▸ What needs to be done: Collect every line that includes the string "exact".

* Begin Input data *

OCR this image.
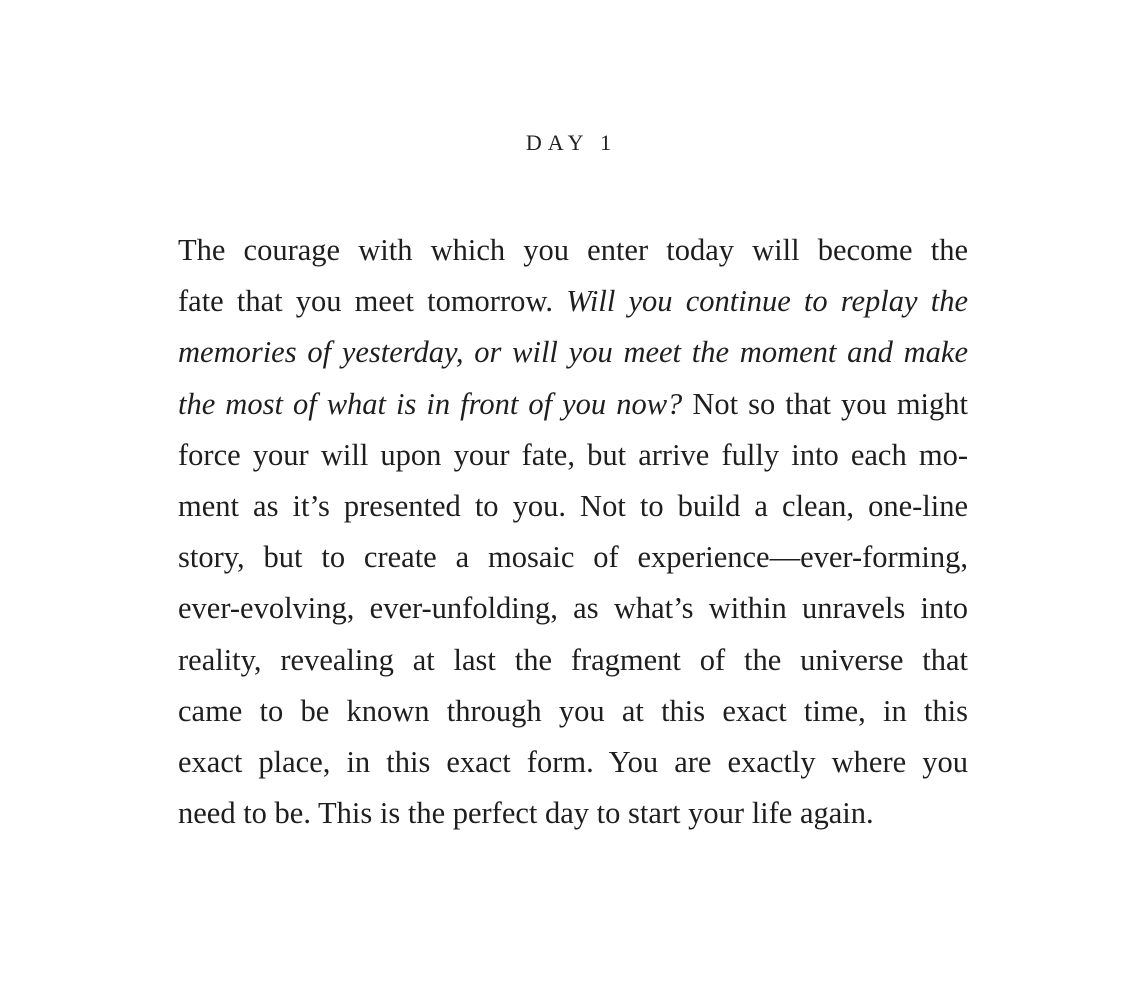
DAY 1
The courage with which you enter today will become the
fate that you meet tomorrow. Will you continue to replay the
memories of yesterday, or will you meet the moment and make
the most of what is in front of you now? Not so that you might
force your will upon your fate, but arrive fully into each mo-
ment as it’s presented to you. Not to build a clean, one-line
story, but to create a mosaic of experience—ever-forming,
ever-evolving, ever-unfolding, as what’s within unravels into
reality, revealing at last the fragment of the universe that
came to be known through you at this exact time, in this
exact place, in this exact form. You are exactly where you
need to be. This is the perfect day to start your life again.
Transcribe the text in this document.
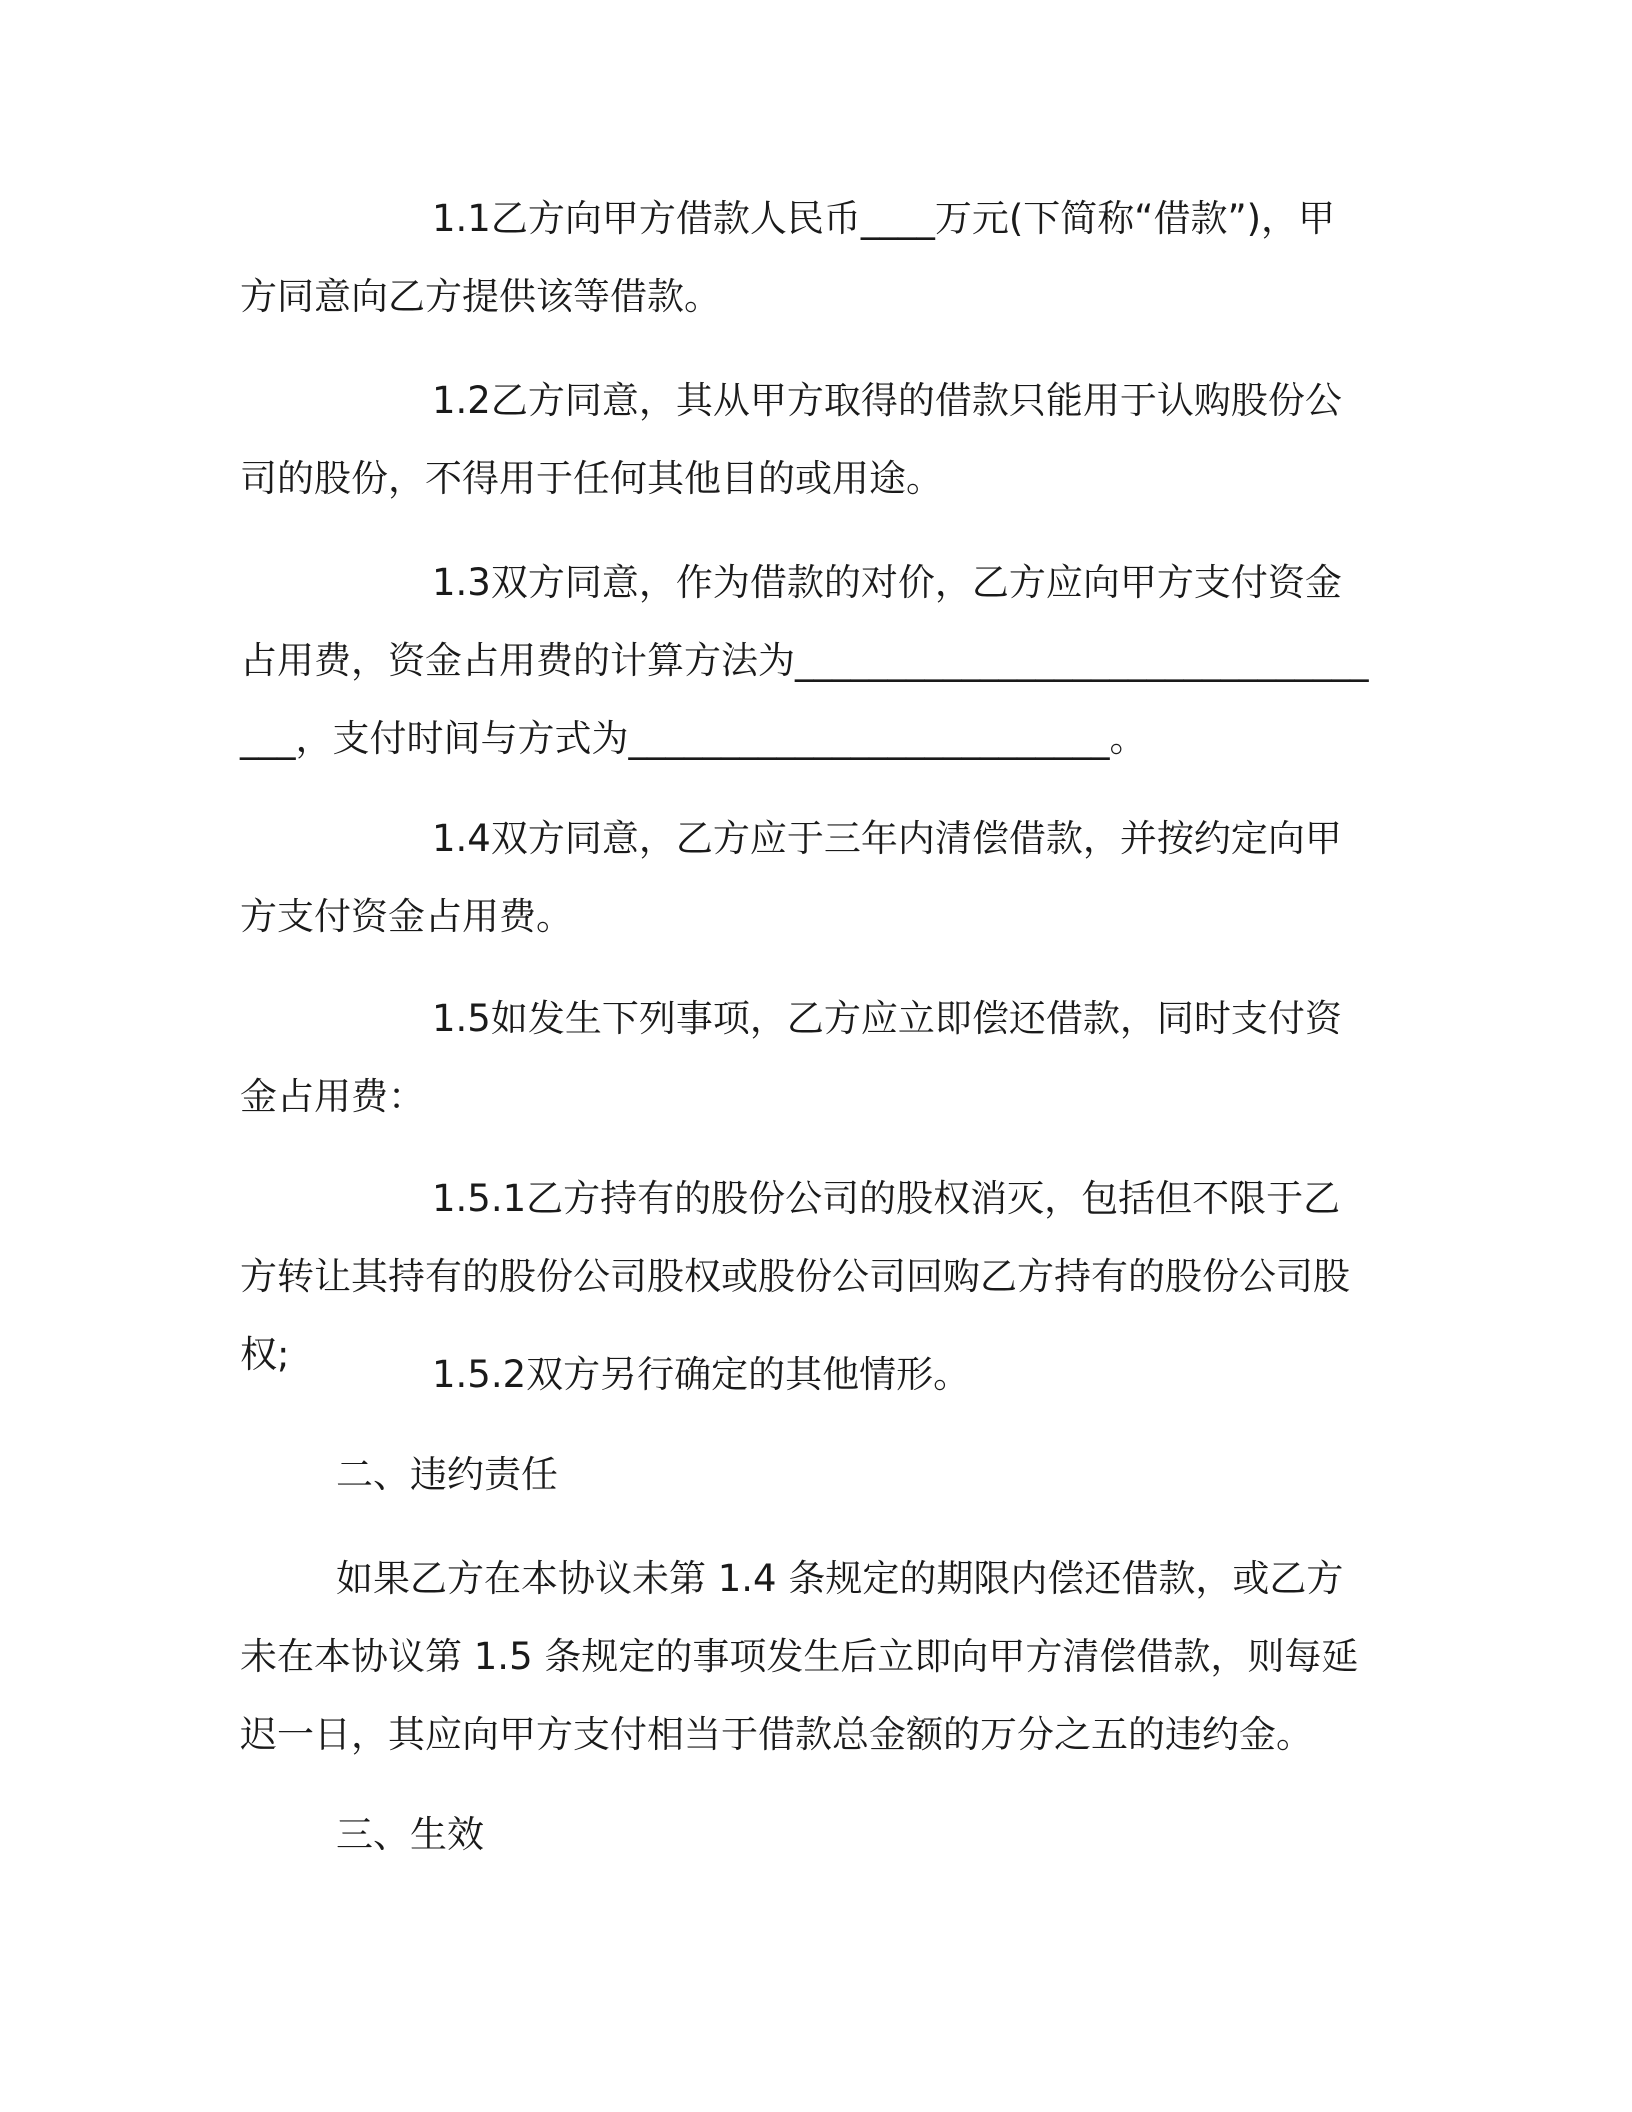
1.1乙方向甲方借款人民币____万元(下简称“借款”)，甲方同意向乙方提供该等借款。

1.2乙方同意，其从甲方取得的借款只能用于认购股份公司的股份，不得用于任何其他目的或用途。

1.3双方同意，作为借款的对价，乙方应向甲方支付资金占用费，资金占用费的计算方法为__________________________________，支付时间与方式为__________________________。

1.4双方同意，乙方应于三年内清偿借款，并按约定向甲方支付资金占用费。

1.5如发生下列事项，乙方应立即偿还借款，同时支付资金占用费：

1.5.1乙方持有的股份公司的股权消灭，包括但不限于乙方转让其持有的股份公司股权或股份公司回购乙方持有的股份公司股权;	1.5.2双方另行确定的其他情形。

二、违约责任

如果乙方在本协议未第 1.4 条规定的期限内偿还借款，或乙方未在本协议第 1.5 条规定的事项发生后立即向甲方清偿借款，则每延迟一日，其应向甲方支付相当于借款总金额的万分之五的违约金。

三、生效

* End Input data *

▸ Solution to the problem:
came to be known through you at this exact time, in this
exact place, in this exact form. You are exactly where you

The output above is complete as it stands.